Short exercise: Copy the entries below word for word, starting with their first line and ending with the line that contains "legend-label: SH = splenectomy", including both of those lines.

-- START --

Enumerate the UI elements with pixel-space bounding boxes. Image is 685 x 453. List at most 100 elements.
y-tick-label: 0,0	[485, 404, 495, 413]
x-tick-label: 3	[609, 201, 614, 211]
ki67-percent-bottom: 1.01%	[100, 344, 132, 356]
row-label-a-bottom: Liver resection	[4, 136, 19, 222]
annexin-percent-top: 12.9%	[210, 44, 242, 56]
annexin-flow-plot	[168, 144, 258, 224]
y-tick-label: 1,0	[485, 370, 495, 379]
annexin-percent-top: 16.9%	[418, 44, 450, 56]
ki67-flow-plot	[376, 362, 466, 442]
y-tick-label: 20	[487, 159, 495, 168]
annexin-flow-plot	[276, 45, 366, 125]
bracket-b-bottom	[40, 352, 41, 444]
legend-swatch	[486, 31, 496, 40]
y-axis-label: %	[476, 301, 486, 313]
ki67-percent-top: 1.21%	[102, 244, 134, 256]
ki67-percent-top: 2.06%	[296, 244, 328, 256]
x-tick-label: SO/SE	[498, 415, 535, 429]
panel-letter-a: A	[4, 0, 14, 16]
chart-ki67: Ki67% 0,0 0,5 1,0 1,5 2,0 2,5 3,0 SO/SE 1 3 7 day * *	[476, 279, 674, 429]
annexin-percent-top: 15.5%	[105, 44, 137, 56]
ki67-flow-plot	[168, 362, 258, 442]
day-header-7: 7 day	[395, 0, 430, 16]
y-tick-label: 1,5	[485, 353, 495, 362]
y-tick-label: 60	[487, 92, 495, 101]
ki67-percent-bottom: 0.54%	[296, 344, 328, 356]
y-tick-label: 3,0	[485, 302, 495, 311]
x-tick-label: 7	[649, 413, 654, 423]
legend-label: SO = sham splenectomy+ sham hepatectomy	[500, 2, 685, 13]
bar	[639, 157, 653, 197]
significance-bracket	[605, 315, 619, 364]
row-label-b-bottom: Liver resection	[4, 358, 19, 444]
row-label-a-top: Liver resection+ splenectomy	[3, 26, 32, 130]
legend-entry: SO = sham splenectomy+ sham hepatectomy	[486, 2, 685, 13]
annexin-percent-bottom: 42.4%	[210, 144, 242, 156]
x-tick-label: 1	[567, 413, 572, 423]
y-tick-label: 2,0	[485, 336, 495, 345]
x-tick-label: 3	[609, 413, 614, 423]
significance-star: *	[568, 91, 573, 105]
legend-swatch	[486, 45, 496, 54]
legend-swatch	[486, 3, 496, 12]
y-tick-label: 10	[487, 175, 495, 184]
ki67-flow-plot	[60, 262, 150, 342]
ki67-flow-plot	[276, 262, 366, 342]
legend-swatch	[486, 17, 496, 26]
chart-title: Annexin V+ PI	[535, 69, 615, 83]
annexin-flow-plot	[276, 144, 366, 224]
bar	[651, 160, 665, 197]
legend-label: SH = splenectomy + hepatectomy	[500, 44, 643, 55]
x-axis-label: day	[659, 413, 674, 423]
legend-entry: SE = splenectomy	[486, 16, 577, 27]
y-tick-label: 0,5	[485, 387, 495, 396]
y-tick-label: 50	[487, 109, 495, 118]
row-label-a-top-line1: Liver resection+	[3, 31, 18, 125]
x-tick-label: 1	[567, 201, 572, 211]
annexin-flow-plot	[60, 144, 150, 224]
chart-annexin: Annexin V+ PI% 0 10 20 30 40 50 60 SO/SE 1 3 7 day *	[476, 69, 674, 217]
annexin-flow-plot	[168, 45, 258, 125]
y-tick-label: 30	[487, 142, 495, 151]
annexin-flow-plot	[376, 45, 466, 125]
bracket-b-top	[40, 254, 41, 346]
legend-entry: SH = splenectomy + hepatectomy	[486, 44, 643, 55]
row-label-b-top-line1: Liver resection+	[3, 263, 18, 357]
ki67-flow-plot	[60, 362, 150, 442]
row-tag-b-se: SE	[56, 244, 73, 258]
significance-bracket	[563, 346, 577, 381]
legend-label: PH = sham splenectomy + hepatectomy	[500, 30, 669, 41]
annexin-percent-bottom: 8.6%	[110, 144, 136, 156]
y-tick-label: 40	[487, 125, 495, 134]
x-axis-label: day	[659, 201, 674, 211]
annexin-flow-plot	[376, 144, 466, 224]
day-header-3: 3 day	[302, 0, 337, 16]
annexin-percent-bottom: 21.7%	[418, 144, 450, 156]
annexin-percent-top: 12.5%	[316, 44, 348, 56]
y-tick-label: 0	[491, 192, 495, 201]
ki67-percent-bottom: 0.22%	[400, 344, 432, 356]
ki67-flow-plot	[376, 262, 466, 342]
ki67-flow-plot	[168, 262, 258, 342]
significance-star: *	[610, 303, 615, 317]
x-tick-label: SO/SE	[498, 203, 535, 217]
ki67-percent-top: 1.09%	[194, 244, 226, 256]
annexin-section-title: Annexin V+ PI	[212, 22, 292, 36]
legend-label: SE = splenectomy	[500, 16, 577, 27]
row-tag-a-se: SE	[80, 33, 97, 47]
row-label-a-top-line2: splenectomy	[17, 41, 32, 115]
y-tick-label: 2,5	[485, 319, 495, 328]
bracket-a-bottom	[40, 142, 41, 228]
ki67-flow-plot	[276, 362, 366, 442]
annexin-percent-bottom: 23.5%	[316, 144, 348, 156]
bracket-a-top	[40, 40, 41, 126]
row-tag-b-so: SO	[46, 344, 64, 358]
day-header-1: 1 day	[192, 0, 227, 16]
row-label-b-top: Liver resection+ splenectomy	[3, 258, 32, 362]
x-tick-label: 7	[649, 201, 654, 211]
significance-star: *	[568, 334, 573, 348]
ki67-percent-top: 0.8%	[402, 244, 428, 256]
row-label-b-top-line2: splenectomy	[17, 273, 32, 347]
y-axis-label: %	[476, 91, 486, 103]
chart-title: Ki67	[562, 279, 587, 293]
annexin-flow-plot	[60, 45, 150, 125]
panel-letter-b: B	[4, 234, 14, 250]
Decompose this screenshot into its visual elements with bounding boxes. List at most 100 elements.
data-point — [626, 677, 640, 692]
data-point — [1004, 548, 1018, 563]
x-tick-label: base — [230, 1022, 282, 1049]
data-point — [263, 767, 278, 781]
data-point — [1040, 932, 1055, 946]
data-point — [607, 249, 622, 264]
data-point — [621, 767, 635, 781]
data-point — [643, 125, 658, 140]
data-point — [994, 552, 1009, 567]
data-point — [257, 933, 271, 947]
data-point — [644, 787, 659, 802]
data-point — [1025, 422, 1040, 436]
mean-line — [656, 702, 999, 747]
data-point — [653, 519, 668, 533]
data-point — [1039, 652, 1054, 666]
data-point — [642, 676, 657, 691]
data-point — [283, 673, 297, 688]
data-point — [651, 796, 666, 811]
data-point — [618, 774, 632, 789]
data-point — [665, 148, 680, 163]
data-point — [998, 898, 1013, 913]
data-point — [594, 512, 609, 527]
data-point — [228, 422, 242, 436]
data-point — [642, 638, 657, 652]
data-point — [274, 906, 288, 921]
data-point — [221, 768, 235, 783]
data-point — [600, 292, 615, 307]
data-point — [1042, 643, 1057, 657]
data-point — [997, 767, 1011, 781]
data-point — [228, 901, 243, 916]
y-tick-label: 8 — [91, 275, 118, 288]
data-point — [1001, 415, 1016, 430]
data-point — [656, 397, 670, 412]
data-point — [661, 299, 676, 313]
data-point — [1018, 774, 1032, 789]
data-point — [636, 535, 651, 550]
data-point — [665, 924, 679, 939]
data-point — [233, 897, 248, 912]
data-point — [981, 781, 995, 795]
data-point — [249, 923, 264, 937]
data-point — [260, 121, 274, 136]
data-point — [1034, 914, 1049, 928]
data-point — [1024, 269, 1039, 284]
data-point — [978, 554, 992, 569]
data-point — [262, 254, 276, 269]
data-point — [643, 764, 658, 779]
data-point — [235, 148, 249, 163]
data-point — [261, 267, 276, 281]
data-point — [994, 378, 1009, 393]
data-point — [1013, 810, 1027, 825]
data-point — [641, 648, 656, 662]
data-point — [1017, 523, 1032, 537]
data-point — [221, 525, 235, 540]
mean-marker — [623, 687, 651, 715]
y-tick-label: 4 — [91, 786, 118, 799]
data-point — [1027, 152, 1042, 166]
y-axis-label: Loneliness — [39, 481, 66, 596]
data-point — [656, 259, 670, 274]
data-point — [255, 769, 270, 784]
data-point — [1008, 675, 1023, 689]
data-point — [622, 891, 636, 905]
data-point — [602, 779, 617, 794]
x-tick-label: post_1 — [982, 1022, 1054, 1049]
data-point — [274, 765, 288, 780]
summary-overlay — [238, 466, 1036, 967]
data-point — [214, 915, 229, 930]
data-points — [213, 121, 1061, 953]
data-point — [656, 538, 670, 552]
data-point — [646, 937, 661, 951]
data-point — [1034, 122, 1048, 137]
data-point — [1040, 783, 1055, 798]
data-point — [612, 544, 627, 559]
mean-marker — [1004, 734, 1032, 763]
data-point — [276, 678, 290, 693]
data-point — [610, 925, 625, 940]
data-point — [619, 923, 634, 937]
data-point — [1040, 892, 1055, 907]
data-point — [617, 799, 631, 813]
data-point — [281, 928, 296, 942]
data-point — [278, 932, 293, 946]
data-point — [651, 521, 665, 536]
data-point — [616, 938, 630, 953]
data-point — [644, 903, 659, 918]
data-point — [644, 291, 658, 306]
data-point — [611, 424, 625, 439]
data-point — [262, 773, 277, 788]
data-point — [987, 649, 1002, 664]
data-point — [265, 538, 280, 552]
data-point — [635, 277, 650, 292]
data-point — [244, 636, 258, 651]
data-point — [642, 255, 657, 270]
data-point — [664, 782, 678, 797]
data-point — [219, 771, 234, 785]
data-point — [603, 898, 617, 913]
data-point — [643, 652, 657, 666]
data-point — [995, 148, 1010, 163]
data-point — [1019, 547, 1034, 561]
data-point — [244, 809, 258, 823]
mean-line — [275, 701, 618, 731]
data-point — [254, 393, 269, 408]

-- END --

Response for this exercise:
Enumerate the UI elements with pixel-space bounding boxes. Image is 685 x 453. List at most 100 elements.
y-tick-label: 0,0	[485, 404, 495, 413]
x-tick-label: 3	[609, 201, 614, 211]
ki67-percent-bottom: 1.01%	[100, 344, 132, 356]
row-label-a-bottom: Liver resection	[4, 136, 19, 222]
annexin-percent-top: 12.9%	[210, 44, 242, 56]
annexin-flow-plot	[168, 144, 258, 224]
y-tick-label: 1,0	[485, 370, 495, 379]
annexin-percent-top: 16.9%	[418, 44, 450, 56]
ki67-flow-plot	[376, 362, 466, 442]
y-tick-label: 20	[487, 159, 495, 168]
annexin-flow-plot	[276, 45, 366, 125]
bracket-b-bottom	[40, 352, 41, 444]
legend-swatch	[486, 31, 496, 40]
y-axis-label: %	[476, 301, 486, 313]
ki67-percent-top: 1.21%	[102, 244, 134, 256]
ki67-percent-top: 2.06%	[296, 244, 328, 256]
x-tick-label: SO/SE	[498, 415, 535, 429]
panel-letter-a: A	[4, 0, 14, 16]
chart-ki67: Ki67% 0,0 0,5 1,0 1,5 2,0 2,5 3,0 SO/SE 1 3 7 day * *	[476, 279, 674, 429]
annexin-percent-top: 15.5%	[105, 44, 137, 56]
ki67-flow-plot	[168, 362, 258, 442]
day-header-7: 7 day	[395, 0, 430, 16]
y-tick-label: 1,5	[485, 353, 495, 362]
y-tick-label: 60	[487, 92, 495, 101]
ki67-percent-bottom: 0.54%	[296, 344, 328, 356]
y-tick-label: 3,0	[485, 302, 495, 311]
x-tick-label: 7	[649, 413, 654, 423]
legend-label: SO = sham splenectomy+ sham hepatectomy	[500, 2, 685, 13]
bar	[639, 157, 653, 197]
significance-bracket	[605, 315, 619, 364]
row-label-b-bottom: Liver resection	[4, 358, 19, 444]
row-label-a-top: Liver resection+ splenectomy	[3, 26, 32, 130]
legend-entry: SO = sham splenectomy+ sham hepatectomy	[486, 2, 685, 13]
annexin-percent-bottom: 42.4%	[210, 144, 242, 156]
x-tick-label: 1	[567, 413, 572, 423]
y-tick-label: 2,0	[485, 336, 495, 345]
x-tick-label: 3	[609, 413, 614, 423]
significance-star: *	[568, 91, 573, 105]
legend-swatch	[486, 45, 496, 54]
legend-swatch	[486, 3, 496, 12]
y-tick-label: 10	[487, 175, 495, 184]
ki67-flow-plot	[60, 262, 150, 342]
ki67-flow-plot	[276, 262, 366, 342]
legend-swatch	[486, 17, 496, 26]
chart-title: Annexin V+ PI	[535, 69, 615, 83]
annexin-flow-plot	[276, 144, 366, 224]
bar	[651, 160, 665, 197]
legend-label: SH = splenectomy + hepatectomy	[500, 44, 643, 55]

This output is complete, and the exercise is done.